ENTRIES =
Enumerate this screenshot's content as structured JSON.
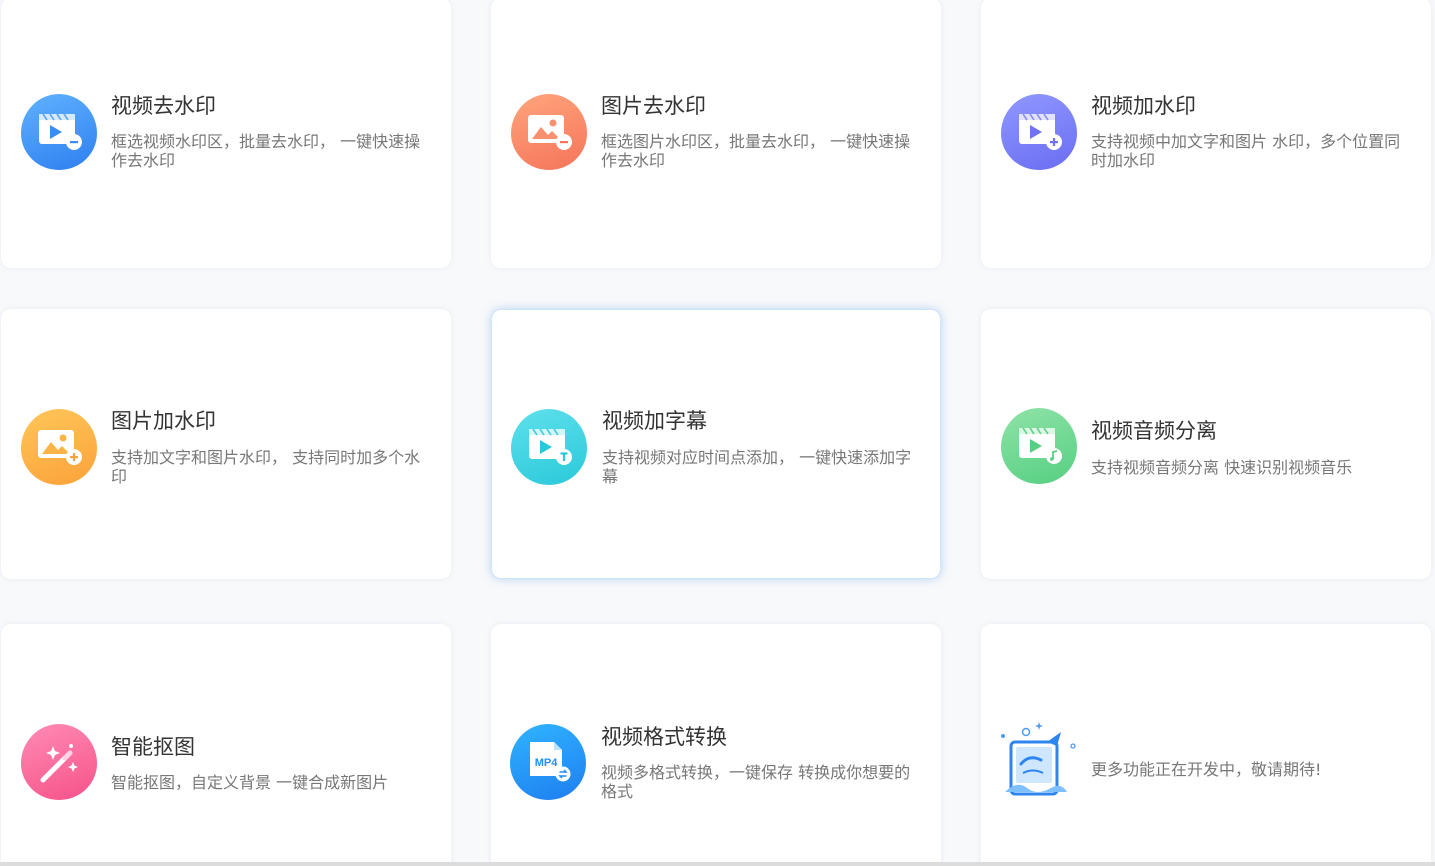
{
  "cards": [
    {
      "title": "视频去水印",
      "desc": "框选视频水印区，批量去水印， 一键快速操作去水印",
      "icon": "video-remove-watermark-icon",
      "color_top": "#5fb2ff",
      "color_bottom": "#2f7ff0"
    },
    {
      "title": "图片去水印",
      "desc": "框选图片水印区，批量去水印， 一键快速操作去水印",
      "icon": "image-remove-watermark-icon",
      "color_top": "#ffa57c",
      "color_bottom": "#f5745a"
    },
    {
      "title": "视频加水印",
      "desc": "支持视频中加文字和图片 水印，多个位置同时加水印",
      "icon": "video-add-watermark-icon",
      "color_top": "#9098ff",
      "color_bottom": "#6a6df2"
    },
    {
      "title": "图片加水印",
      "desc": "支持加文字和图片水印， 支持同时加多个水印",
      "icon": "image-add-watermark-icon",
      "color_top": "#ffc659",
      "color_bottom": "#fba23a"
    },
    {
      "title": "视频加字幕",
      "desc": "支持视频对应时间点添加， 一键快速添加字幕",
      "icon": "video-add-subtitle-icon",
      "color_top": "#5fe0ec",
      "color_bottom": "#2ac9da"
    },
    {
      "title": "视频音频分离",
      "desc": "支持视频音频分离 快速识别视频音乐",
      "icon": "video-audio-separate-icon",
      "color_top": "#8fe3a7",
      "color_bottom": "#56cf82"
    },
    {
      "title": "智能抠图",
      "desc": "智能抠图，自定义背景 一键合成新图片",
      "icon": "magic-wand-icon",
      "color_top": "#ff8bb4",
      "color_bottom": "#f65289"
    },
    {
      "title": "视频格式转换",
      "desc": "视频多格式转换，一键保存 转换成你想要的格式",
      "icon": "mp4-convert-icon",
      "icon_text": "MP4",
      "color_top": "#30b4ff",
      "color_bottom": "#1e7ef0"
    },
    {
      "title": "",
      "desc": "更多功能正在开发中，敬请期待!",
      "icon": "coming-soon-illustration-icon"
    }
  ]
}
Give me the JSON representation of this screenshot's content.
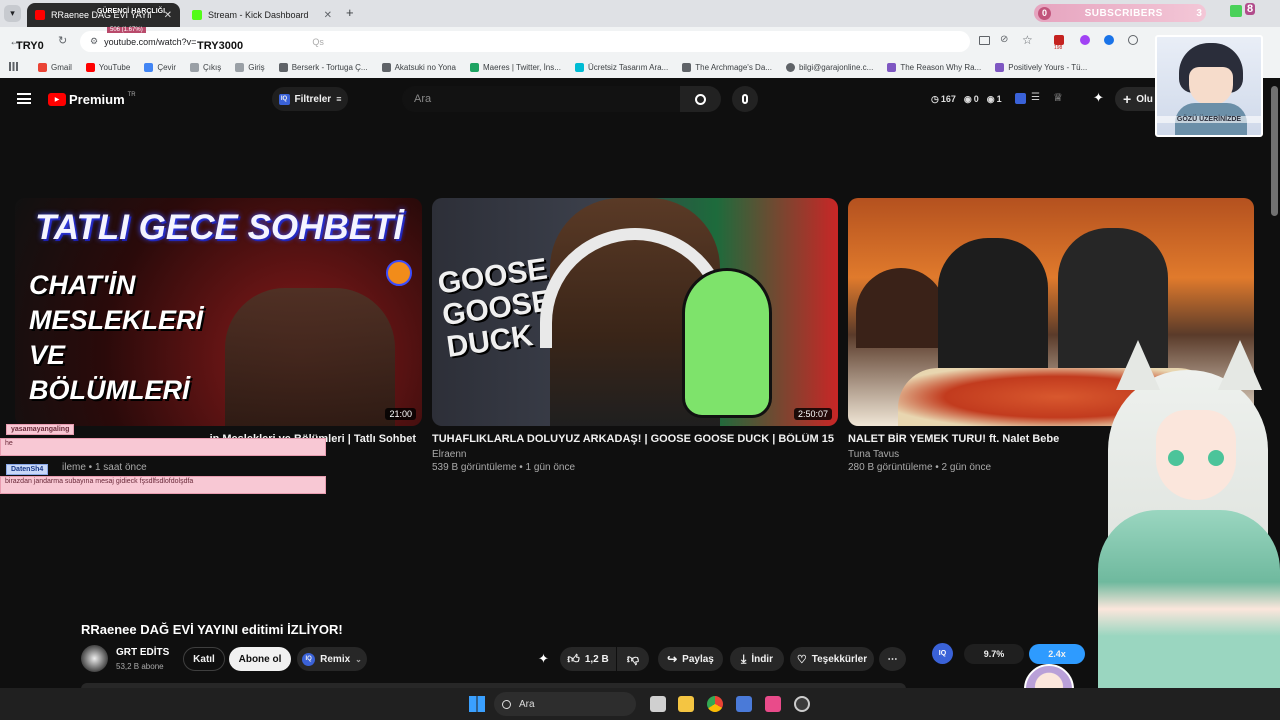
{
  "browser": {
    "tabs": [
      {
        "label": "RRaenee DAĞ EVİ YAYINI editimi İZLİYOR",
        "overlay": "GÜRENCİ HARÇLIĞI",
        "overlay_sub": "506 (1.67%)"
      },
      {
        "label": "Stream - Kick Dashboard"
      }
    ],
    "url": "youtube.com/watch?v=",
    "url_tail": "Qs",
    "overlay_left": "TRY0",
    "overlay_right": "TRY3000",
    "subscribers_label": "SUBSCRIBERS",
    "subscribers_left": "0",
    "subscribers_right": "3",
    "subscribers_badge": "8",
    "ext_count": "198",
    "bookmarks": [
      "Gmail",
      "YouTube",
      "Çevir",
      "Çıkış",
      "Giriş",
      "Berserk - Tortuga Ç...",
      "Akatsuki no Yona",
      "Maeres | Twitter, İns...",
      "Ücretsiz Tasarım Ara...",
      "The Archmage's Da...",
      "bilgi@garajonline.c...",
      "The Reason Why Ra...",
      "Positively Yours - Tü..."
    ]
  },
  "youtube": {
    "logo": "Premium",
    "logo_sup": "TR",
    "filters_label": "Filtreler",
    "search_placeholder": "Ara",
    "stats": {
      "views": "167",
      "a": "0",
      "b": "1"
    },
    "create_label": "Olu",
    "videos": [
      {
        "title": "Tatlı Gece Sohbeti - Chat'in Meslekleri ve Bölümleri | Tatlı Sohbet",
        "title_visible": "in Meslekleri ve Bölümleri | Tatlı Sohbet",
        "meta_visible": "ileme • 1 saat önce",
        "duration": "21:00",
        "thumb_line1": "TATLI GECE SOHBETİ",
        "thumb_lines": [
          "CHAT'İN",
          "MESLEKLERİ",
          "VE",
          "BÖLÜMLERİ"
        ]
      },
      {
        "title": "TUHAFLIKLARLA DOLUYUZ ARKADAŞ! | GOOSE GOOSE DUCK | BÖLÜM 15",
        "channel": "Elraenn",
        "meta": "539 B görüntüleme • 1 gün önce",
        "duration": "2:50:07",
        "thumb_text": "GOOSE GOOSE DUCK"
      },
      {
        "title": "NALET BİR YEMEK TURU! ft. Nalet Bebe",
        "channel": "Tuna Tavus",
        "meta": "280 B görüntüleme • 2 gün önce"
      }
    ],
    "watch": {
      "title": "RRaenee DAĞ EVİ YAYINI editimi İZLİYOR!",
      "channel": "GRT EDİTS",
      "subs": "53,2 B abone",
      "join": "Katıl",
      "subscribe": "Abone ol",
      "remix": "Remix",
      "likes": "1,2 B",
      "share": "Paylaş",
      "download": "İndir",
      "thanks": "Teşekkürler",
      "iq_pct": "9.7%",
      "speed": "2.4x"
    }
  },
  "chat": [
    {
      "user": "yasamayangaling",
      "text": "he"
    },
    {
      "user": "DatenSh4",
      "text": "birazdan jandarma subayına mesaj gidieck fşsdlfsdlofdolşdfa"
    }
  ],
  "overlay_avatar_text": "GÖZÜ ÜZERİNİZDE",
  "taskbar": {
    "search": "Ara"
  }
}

WHAT THE TASK REQUIRES =
Go through the lines above. Select every one that has the string "screenshot".

CORRECT OUTPUT =
Enumerate this screenshot's content as structured JSON.
Give me the JSON representation of this screenshot's content.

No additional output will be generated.